:: Stored records ::
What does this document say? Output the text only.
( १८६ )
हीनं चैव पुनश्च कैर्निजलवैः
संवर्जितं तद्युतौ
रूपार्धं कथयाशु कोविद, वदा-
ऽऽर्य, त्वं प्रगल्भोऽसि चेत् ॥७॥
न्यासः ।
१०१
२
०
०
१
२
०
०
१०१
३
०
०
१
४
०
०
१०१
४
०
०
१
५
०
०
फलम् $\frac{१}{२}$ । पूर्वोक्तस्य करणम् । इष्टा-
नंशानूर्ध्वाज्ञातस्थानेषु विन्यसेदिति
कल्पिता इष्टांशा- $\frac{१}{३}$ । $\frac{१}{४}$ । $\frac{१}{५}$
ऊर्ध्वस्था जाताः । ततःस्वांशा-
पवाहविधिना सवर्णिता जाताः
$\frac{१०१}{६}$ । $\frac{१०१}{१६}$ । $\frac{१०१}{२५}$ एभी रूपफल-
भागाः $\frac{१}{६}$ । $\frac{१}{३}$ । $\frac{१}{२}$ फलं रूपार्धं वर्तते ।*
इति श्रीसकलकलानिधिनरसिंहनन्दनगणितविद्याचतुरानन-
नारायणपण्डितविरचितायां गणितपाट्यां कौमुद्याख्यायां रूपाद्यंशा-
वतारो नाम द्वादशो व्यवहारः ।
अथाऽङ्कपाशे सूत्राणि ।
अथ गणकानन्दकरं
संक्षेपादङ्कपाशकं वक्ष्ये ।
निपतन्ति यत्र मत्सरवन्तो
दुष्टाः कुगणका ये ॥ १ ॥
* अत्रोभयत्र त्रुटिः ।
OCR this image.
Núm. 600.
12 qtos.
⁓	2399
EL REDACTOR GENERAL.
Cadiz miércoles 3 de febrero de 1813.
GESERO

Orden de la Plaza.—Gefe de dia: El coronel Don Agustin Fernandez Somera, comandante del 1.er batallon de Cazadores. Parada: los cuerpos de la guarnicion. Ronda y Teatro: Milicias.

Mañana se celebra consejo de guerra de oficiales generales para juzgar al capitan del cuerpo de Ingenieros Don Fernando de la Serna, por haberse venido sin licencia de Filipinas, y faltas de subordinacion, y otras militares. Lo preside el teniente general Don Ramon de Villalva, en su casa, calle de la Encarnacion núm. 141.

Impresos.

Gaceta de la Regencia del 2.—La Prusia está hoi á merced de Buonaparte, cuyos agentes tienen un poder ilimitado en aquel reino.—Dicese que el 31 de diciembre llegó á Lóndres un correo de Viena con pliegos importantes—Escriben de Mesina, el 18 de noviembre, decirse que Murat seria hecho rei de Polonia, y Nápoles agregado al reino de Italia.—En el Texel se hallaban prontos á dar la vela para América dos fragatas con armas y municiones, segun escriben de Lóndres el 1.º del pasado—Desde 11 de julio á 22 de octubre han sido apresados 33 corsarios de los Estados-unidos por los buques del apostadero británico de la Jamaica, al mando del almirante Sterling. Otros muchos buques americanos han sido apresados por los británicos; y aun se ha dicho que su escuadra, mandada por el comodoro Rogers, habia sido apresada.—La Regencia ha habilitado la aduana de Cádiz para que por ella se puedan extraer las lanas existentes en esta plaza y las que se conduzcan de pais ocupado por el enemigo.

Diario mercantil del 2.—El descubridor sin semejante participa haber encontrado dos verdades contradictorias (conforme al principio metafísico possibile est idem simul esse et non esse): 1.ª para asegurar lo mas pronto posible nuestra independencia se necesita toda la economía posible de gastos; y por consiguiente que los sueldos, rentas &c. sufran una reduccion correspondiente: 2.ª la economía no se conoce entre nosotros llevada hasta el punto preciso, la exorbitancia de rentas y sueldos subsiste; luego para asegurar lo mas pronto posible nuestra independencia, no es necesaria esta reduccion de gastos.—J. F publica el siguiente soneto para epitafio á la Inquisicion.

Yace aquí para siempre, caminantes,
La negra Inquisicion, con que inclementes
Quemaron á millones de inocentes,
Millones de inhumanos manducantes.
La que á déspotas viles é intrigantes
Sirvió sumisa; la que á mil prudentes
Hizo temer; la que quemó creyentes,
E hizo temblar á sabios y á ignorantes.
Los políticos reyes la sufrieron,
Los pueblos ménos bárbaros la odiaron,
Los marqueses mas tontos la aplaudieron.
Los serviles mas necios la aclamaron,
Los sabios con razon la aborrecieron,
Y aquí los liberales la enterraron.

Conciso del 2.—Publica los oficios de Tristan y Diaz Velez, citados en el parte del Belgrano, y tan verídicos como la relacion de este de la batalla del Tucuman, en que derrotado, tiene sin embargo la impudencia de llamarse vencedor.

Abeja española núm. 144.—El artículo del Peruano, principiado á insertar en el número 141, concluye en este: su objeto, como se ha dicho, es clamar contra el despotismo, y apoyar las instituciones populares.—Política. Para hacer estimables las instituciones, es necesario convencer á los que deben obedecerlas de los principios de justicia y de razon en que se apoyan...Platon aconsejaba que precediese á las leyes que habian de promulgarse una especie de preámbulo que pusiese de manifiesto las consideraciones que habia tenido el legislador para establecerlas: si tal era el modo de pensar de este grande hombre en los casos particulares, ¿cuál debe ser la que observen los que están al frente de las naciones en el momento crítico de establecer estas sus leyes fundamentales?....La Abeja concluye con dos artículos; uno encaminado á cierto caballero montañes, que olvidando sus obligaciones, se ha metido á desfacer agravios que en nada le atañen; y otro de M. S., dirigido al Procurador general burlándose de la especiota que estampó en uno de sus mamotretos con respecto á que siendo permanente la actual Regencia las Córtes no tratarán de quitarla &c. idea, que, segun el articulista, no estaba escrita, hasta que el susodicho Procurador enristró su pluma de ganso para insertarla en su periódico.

:: What needs to be done ::
Every record above needs to be repeated word for word.

:: The solution ::
What does this document say? Output the text only.
( १८६ )
हीनं चैव पुनश्च कैर्निजलवैः
संवर्जितं तद्युतौ
रूपार्धं कथयाशु कोविद, वदा-
ऽऽर्य, त्वं प्रगल्भोऽसि चेत् ॥७॥
न्यासः ।
१०१
२
०
०
१
२
०
०
१०१
३
०
०
१
४
०
०
१०१
४
०
०
१
५
०
०
फलम् $\frac{१}{२}$ । पूर्वोक्तस्य करणम् । इष्टा-
नंशानूर्ध्वाज्ञातस्थानेषु विन्यसेदिति
कल्पिता इष्टांशा- $\frac{१}{३}$ । $\frac{१}{४}$ । $\frac{१}{५}$
ऊर्ध्वस्था जाताः । ततःस्वांशा-
पवाहविधिना सवर्णिता जाताः
$\frac{१०१}{६}$ । $\frac{१०१}{१६}$ । $\frac{१०१}{२५}$ एभी रूपफल-
भागाः $\frac{१}{६}$ । $\frac{१}{३}$ । $\frac{१}{२}$ फलं रूपार्धं वर्तते ।*
इति श्रीसकलकलानिधिनरसिंहनन्दनगणितविद्याचतुरानन-
नारायणपण्डितविरचितायां गणितपाट्यां कौमुद्याख्यायां रूपाद्यंशा-
वतारो नाम द्वादशो व्यवहारः ।
अथाऽङ्कपाशे सूत्राणि ।
अथ गणकानन्दकरं
संक्षेपादङ्कपाशकं वक्ष्ये ।
निपतन्ति यत्र मत्सरवन्तो
दुष्टाः कुगणका ये ॥ १ ॥
* अत्रोभयत्र त्रुटिः ।
OCR this image.
Núm. 600.
12 qtos.
⁓	2399
EL REDACTOR GENERAL.
Cadiz miércoles 3 de febrero de 1813.
GESERO

Orden de la Plaza.—Gefe de dia: El coronel Don Agustin Fernandez Somera, comandante del 1.er batallon de Cazadores. Parada: los cuerpos de la guarnicion. Ronda y Teatro: Milicias.

Mañana se celebra consejo de guerra de oficiales generales para juzgar al capitan del cuerpo de Ingenieros Don Fernando de la Serna, por haberse venido sin licencia de Filipinas, y faltas de subordinacion, y otras militares. Lo preside el teniente general Don Ramon de Villalva, en su casa, calle de la Encarnacion núm. 141.

Impresos.

Gaceta de la Regencia del 2.—La Prusia está hoi á merced de Buonaparte, cuyos agentes tienen un poder ilimitado en aquel reino.—Dicese que el 31 de diciembre llegó á Lóndres un correo de Viena con pliegos importantes—Escriben de Mesina, el 18 de noviembre, decirse que Murat seria hecho rei de Polonia, y Nápoles agregado al reino de Italia.—En el Texel se hallaban prontos á dar la vela para América dos fragatas con armas y municiones, segun escriben de Lóndres el 1.º del pasado—Desde 11 de julio á 22 de octubre han sido apresados 33 corsarios de los Estados-unidos por los buques del apostadero británico de la Jamaica, al mando del almirante Sterling. Otros muchos buques americanos han sido apresados por los británicos; y aun se ha dicho que su escuadra, mandada por el comodoro Rogers, habia sido apresada.—La Regencia ha habilitado la aduana de Cádiz para que por ella se puedan extraer las lanas existentes en esta plaza y las que se conduzcan de pais ocupado por el enemigo.

Diario mercantil del 2.—El descubridor sin semejante participa haber encontrado dos verdades contradictorias (conforme al principio metafísico possibile est idem simul esse et non esse): 1.ª para asegurar lo mas pronto posible nuestra independencia se necesita toda la economía posible de gastos; y por consiguiente que los sueldos, rentas &c. sufran una reduccion correspondiente: 2.ª la economía no se conoce entre nosotros llevada hasta el punto preciso, la exorbitancia de rentas y sueldos subsiste; luego para asegurar lo mas pronto posible nuestra independencia, no es necesaria esta reduccion de gastos.—J. F publica el siguiente soneto para epitafio á la Inquisicion.

Yace aquí para siempre, caminantes,
La negra Inquisicion, con que inclementes
Quemaron á millones de inocentes,
Millones de inhumanos manducantes.
La que á déspotas viles é intrigantes
Sirvió sumisa; la que á mil prudentes
Hizo temer; la que quemó creyentes,
E hizo temblar á sabios y á ignorantes.
Los políticos reyes la sufrieron,
Los pueblos ménos bárbaros la odiaron,
Los marqueses mas tontos la aplaudieron.
Los serviles mas necios la aclamaron,
Los sabios con razon la aborrecieron,
Y aquí los liberales la enterraron.

Conciso del 2.—Publica los oficios de Tristan y Diaz Velez, citados en el parte del Belgrano, y tan verídicos como la relacion de este de la batalla del Tucuman, en que derrotado, tiene sin embargo la impudencia de llamarse vencedor.

Abeja española núm. 144.—El artículo del Peruano, principiado á insertar en el número 141, concluye en este: su objeto, como se ha dicho, es clamar contra el despotismo, y apoyar las instituciones populares.—Política. Para hacer estimables las instituciones, es necesario convencer á los que deben obedecerlas de los principios de justicia y de razon en que se apoyan...Platon aconsejaba que precediese á las leyes que habian de promulgarse una especie de preámbulo que pusiese de manifiesto las consideraciones que habia tenido el legislador para establecerlas: si tal era el modo de pensar de este grande hombre en los casos particulares, ¿cuál debe ser la que observen los que están al frente de las naciones en el momento crítico de establecer estas sus leyes fundamentales?....La Abeja concluye con dos artículos; uno encaminado á cierto caballero montañes, que olvidando sus obligaciones, se ha metido á desfacer agravios que en nada le atañen; y otro de M. S., dirigido al Procurador general burlándose de la especiota que estampó en uno de sus mamotretos con respecto á que siendo permanente la actual Regencia las Córtes no tratarán de quitarla &c. idea, que, segun el articulista, no estaba escrita, hasta que el susodicho Procurador enristró su pluma de ganso para insertarla en su periódico.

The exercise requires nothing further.